▶ What this task involves:
Quote every line of the material beneath this one.

▶ Provided data:
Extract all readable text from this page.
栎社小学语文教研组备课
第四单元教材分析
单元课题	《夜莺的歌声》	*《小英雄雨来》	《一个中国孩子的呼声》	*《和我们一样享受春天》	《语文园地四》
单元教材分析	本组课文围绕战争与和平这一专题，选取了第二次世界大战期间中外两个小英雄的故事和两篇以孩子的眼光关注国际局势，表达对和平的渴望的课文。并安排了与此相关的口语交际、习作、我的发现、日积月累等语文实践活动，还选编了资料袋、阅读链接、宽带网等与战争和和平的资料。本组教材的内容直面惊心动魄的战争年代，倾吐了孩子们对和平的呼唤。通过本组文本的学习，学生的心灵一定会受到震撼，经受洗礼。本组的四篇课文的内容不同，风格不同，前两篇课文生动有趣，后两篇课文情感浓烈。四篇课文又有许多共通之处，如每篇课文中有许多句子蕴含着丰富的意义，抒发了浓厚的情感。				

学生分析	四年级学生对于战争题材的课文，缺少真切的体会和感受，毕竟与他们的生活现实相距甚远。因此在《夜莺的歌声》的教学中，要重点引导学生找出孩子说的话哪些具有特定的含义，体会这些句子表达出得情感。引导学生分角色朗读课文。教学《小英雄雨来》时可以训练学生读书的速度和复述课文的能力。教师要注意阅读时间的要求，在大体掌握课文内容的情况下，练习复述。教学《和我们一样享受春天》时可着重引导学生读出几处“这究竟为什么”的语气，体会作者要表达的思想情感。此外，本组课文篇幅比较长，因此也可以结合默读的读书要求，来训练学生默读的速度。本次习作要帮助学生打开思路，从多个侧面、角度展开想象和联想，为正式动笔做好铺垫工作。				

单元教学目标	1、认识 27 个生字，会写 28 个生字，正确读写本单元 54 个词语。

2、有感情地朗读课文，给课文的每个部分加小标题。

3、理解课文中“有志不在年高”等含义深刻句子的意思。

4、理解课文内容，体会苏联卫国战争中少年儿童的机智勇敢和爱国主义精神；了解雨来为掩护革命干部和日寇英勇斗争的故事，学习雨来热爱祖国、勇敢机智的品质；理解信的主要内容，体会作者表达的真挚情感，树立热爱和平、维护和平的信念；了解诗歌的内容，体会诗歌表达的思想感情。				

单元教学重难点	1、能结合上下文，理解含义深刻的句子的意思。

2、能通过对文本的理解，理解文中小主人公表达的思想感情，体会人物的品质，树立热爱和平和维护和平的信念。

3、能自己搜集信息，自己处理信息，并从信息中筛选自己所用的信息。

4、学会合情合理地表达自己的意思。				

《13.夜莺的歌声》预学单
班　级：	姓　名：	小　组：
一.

▶ Correct answer:
Extract all readable text from this page.
栎社小学语文教研组备课
第四单元教材分析
单元课题	《夜莺的歌声》	*《小英雄雨来》	《一个中国孩子的呼声》	*《和我们一样享受春天》	《语文园地四》
单元教材分析	本组课文围绕战争与和平这一专题，选取了第二次世界大战期间中外两个小英雄的故事和两篇以孩子的眼光关注国际局势，表达对和平的渴望的课文。并安排了与此相关的口语交际、习作、我的发现、日积月累等语文实践活动，还选编了资料袋、阅读链接、宽带网等与战争和和平的资料。本组教材的内容直面惊心动魄的战争年代，倾吐了孩子们对和平的呼唤。通过本组文本的学习，学生的心灵一定会受到震撼，经受洗礼。本组的四篇课文的内容不同，风格不同，前两篇课文生动有趣，后两篇课文情感浓烈。四篇课文又有许多共通之处，如每篇课文中有许多句子蕴含着丰富的意义，抒发了浓厚的情感。				

学生分析	四年级学生对于战争题材的课文，缺少真切的体会和感受，毕竟与他们的生活现实相距甚远。因此在《夜莺的歌声》的教学中，要重点引导学生找出孩子说的话哪些具有特定的含义，体会这些句子表达出得情感。引导学生分角色朗读课文。教学《小英雄雨来》时可以训练学生读书的速度和复述课文的能力。教师要注意阅读时间的要求，在大体掌握课文内容的情况下，练习复述。教学《和我们一样享受春天》时可着重引导学生读出几处“这究竟为什么”的语气，体会作者要表达的思想情感。此外，本组课文篇幅比较长，因此也可以结合默读的读书要求，来训练学生默读的速度。本次习作要帮助学生打开思路，从多个侧面、角度展开想象和联想，为正式动笔做好铺垫工作。				

单元教学目标	1、认识 27 个生字，会写 28 个生字，正确读写本单元 54 个词语。

2、有感情地朗读课文，给课文的每个部分加小标题。

3、理解课文中“有志不在年高”等含义深刻句子的意思。

4、理解课文内容，体会苏联卫国战争中少年儿童的机智勇敢和爱国主义精神；了解雨来为掩护革命干部和日寇英勇斗争的故事，学习雨来热爱祖国、勇敢机智的品质；理解信的主要内容，体会作者表达的真挚情感，树立热爱和平、维护和平的信念；了解诗歌的内容，体会诗歌表达的思想感情。				

单元教学重难点	1、能结合上下文，理解含义深刻的句子的意思。

2、能通过对文本的理解，理解文中小主人公表达的思想感情，体会人物的品质，树立热爱和平和维护和平的信念。

3、能自己搜集信息，自己处理信息，并从信息中筛选自己所用的信息。

4、学会合情合理地表达自己的意思。				

《13.夜莺的歌声》预学单
班　级：	姓　名：	小　组：
一.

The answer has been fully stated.